**Recorded data**.
==================================================
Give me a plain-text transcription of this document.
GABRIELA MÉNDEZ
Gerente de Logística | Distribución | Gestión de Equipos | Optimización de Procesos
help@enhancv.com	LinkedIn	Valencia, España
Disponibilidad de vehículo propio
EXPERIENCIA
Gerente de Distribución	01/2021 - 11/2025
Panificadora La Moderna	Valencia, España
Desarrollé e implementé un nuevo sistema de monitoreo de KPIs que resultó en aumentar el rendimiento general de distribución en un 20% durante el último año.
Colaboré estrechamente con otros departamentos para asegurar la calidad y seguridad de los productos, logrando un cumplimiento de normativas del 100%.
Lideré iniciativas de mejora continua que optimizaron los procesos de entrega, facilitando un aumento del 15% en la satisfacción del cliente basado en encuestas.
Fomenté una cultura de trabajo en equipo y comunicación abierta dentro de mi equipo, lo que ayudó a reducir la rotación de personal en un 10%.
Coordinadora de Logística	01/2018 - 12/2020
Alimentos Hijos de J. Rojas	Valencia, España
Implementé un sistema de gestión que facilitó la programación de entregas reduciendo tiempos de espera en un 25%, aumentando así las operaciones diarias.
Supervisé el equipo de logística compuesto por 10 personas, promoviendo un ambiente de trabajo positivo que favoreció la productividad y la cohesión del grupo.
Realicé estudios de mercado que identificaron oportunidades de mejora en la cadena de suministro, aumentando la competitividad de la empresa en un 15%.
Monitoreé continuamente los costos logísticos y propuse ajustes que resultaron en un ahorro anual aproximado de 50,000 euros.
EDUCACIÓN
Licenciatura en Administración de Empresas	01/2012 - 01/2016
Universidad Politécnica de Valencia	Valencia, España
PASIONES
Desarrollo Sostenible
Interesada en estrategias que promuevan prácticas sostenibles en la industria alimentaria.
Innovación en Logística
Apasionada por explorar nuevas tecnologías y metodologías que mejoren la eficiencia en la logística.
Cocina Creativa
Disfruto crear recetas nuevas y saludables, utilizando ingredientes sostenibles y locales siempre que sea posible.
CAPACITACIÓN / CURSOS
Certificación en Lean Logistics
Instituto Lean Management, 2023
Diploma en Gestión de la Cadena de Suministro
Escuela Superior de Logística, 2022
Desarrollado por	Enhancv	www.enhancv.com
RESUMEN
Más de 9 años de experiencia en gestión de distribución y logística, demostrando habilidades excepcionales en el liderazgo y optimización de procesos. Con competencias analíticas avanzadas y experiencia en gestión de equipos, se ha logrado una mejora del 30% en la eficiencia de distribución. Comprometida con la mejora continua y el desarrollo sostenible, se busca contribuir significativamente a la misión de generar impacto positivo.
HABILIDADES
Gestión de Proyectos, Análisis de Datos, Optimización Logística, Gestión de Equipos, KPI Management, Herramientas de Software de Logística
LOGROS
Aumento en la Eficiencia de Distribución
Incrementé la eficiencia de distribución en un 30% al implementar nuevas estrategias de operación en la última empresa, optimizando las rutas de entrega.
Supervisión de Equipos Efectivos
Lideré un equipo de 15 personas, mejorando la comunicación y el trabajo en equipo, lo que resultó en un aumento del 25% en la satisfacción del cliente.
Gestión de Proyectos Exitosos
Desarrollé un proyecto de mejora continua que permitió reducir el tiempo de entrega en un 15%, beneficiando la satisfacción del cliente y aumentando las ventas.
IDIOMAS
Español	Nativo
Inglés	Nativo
==================================================
**GIVEN PROBLEM**.
Repeat all of the records above exactly as written.

**FINAL RESULT**.
Give me a plain-text transcription of this document.
GABRIELA MÉNDEZ
Gerente de Logística | Distribución | Gestión de Equipos | Optimización de Procesos
help@enhancv.com	LinkedIn	Valencia, España
Disponibilidad de vehículo propio
EXPERIENCIA
Gerente de Distribución	01/2021 - 11/2025
Panificadora La Moderna	Valencia, España
Desarrollé e implementé un nuevo sistema de monitoreo de KPIs que resultó en aumentar el rendimiento general de distribución en un 20% durante el último año.
Colaboré estrechamente con otros departamentos para asegurar la calidad y seguridad de los productos, logrando un cumplimiento de normativas del 100%.
Lideré iniciativas de mejora continua que optimizaron los procesos de entrega, facilitando un aumento del 15% en la satisfacción del cliente basado en encuestas.
Fomenté una cultura de trabajo en equipo y comunicación abierta dentro de mi equipo, lo que ayudó a reducir la rotación de personal en un 10%.
Coordinadora de Logística	01/2018 - 12/2020
Alimentos Hijos de J. Rojas	Valencia, España
Implementé un sistema de gestión que facilitó la programación de entregas reduciendo tiempos de espera en un 25%, aumentando así las operaciones diarias.
Supervisé el equipo de logística compuesto por 10 personas, promoviendo un ambiente de trabajo positivo que favoreció la productividad y la cohesión del grupo.
Realicé estudios de mercado que identificaron oportunidades de mejora en la cadena de suministro, aumentando la competitividad de la empresa en un 15%.
Monitoreé continuamente los costos logísticos y propuse ajustes que resultaron en un ahorro anual aproximado de 50,000 euros.
EDUCACIÓN
Licenciatura en Administración de Empresas	01/2012 - 01/2016
Universidad Politécnica de Valencia	Valencia, España
PASIONES
Desarrollo Sostenible
Interesada en estrategias que promuevan prácticas sostenibles en la industria alimentaria.
Innovación en Logística
Apasionada por explorar nuevas tecnologías y metodologías que mejoren la eficiencia en la logística.
Cocina Creativa
Disfruto crear recetas nuevas y saludables, utilizando ingredientes sostenibles y locales siempre que sea posible.
CAPACITACIÓN / CURSOS
Certificación en Lean Logistics
Instituto Lean Management, 2023
Diploma en Gestión de la Cadena de Suministro
Escuela Superior de Logística, 2022
Desarrollado por	Enhancv	www.enhancv.com
RESUMEN
Más de 9 años de experiencia en gestión de distribución y logística, demostrando habilidades excepcionales en el liderazgo y optimización de procesos. Con competencias analíticas avanzadas y experiencia en gestión de equipos, se ha logrado una mejora del 30% en la eficiencia de distribución. Comprometida con la mejora continua y el desarrollo sostenible, se busca contribuir significativamente a la misión de generar impacto positivo.
HABILIDADES
Gestión de Proyectos, Análisis de Datos, Optimización Logística, Gestión de Equipos, KPI Management, Herramientas de Software de Logística
LOGROS
Aumento en la Eficiencia de Distribución
Incrementé la eficiencia de distribución en un 30% al implementar nuevas estrategias de operación en la última empresa, optimizando las rutas de entrega.
Supervisión de Equipos Efectivos
Lideré un equipo de 15 personas, mejorando la comunicación y el trabajo en equipo, lo que resultó en un aumento del 25% en la satisfacción del cliente.
Gestión de Proyectos Exitosos
Desarrollé un proyecto de mejora continua que permitió reducir el tiempo de entrega en un 15%, beneficiando la satisfacción del cliente y aumentando las ventas.
IDIOMAS
Español	Nativo
Inglés	Nativo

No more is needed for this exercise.